____ SUPPLIED MATERIAL

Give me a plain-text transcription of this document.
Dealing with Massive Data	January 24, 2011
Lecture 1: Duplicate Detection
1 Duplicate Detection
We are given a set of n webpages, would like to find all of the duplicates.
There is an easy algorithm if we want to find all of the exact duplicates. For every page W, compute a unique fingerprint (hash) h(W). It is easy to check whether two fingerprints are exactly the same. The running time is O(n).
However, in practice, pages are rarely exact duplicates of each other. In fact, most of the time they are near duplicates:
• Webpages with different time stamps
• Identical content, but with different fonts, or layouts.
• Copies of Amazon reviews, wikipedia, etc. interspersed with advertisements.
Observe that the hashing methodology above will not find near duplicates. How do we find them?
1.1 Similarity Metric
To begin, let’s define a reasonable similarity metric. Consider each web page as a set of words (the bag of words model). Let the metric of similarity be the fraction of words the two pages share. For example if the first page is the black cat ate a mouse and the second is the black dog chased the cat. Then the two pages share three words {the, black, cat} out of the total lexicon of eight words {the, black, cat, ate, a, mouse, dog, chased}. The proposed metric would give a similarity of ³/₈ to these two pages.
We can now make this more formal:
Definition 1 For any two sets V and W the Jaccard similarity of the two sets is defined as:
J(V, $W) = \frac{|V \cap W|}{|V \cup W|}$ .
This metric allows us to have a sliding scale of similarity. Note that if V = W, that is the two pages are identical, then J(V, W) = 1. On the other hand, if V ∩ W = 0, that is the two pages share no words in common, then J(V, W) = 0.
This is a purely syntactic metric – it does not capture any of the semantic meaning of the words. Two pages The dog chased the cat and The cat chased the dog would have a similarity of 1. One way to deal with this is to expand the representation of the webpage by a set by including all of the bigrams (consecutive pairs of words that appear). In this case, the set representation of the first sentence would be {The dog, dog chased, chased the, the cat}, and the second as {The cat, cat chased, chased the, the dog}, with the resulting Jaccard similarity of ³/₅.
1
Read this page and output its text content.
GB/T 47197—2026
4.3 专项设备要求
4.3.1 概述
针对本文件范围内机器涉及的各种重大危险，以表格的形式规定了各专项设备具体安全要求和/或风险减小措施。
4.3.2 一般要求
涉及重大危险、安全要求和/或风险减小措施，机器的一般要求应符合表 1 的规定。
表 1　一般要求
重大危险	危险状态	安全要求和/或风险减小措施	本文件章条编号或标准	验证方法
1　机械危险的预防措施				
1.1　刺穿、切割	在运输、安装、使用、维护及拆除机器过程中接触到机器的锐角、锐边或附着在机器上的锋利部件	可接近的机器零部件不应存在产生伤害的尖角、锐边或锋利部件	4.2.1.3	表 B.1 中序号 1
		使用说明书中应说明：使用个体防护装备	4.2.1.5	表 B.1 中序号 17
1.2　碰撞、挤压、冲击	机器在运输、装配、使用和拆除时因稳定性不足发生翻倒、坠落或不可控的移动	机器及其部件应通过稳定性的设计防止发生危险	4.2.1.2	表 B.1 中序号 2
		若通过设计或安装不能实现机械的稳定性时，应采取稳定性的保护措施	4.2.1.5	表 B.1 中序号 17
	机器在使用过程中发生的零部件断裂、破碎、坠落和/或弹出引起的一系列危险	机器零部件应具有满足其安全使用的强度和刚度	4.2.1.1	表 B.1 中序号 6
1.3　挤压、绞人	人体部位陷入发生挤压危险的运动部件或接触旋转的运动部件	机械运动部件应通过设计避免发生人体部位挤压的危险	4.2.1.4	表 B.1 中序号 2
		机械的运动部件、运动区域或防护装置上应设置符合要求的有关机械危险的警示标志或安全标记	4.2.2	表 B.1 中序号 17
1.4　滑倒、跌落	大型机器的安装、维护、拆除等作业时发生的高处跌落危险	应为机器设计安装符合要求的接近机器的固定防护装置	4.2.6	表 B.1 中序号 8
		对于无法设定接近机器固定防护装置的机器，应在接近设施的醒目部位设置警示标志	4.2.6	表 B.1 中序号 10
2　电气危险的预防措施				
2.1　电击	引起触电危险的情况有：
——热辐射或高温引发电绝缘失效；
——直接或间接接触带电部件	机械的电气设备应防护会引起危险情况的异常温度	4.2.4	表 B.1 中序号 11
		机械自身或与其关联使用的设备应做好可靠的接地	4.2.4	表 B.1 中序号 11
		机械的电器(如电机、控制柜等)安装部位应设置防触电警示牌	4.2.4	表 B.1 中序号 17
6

________

**WHAT THE TASK REQUIRES**
Which lines hold the string "each"? List them all.

**RESPONSE**
However, in practice, pages are rarely exact duplicates of each other. In fact, most of the time they are near duplicates:
To begin, let’s define a reasonable similarity metric. Consider each web page as a set of words (the bag of words model). Let the metric of similarity be the fraction of words the two pages share. For example if the first page is the black cat ate a mouse and the second is the black dog chased the cat. Then the two pages share three words {the, black, cat} out of the total lexicon of eight words {the, black, cat, ate, a, mouse, dog, chased}. The proposed metric would give a similarity of ³/₈ to these two pages.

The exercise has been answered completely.